Work to be completed:
All of the records below should be output exactly.

Raw records:
---
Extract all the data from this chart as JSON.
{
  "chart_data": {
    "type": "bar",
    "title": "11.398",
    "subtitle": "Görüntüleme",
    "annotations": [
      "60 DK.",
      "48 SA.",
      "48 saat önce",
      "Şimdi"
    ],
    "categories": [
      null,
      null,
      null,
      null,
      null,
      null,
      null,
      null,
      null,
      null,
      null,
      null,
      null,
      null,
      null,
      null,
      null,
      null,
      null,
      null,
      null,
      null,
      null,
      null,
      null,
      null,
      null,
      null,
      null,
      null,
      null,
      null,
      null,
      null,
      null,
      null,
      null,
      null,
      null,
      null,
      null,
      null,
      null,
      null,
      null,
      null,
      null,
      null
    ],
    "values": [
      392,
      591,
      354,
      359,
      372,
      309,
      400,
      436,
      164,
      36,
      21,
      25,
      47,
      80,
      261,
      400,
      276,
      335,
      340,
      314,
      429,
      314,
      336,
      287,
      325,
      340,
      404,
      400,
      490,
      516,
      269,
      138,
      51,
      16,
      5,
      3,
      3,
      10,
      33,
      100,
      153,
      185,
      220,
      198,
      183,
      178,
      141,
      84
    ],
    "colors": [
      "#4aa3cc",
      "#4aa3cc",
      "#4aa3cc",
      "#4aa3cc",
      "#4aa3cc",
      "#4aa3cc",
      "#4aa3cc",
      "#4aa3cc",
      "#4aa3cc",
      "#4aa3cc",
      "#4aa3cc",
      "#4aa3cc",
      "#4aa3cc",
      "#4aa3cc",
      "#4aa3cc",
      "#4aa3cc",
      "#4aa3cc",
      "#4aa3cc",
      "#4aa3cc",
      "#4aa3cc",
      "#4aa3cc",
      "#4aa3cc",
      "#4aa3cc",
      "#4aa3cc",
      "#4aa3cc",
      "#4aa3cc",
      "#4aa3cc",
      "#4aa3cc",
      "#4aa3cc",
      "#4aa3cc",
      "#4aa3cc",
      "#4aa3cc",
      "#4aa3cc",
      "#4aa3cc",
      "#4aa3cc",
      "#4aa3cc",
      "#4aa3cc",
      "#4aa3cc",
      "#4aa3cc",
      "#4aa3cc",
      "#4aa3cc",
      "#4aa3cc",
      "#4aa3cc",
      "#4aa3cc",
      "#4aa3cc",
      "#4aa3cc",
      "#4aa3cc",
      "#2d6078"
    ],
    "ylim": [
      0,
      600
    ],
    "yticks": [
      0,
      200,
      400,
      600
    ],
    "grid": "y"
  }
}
---
The response:
Extract all the data from this chart as JSON.
{
  "chart_data": {
    "type": "bar",
    "title": "11.398",
    "subtitle": "Görüntüleme",
    "annotations": [
      "60 DK.",
      "48 SA.",
      "48 saat önce",
      "Şimdi"
    ],
    "categories": [
      null,
      null,
      null,
      null,
      null,
      null,
      null,
      null,
      null,
      null,
      null,
      null,
      null,
      null,
      null,
      null,
      null,
      null,
      null,
      null,
      null,
      null,
      null,
      null,
      null,
      null,
      null,
      null,
      null,
      null,
      null,
      null,
      null,
      null,
      null,
      null,
      null,
      null,
      null,
      null,
      null,
      null,
      null,
      null,
      null,
      null,
      null,
      null
    ],
    "values": [
      392,
      591,
      354,
      359,
      372,
      309,
      400,
      436,
      164,
      36,
      21,
      25,
      47,
      80,
      261,
      400,
      276,
      335,
      340,
      314,
      429,
      314,
      336,
      287,
      325,
      340,
      404,
      400,
      490,
      516,
      269,
      138,
      51,
      16,
      5,
      3,
      3,
      10,
      33,
      100,
      153,
      185,
      220,
      198,
      183,
      178,
      141,
      84
    ],
    "colors": [
      "#4aa3cc",
      "#4aa3cc",
      "#4aa3cc",
      "#4aa3cc",
      "#4aa3cc",
      "#4aa3cc",
      "#4aa3cc",
      "#4aa3cc",
      "#4aa3cc",
      "#4aa3cc",
      "#4aa3cc",
      "#4aa3cc",
      "#4aa3cc",
      "#4aa3cc",
      "#4aa3cc",
      "#4aa3cc",
      "#4aa3cc",
      "#4aa3cc",
      "#4aa3cc",
      "#4aa3cc",
      "#4aa3cc",
      "#4aa3cc",
      "#4aa3cc",
      "#4aa3cc",
      "#4aa3cc",
      "#4aa3cc",
      "#4aa3cc",
      "#4aa3cc",
      "#4aa3cc",
      "#4aa3cc",
      "#4aa3cc",
      "#4aa3cc",
      "#4aa3cc",
      "#4aa3cc",
      "#4aa3cc",
      "#4aa3cc",
      "#4aa3cc",
      "#4aa3cc",
      "#4aa3cc",
      "#4aa3cc",
      "#4aa3cc",
      "#4aa3cc",
      "#4aa3cc",
      "#4aa3cc",
      "#4aa3cc",
      "#4aa3cc",
      "#4aa3cc",
      "#2d6078"
    ],
    "ylim": [
      0,
      600
    ],
    "yticks": [
      0,
      200,
      400,
      600
    ],
    "grid": "y"
  }
}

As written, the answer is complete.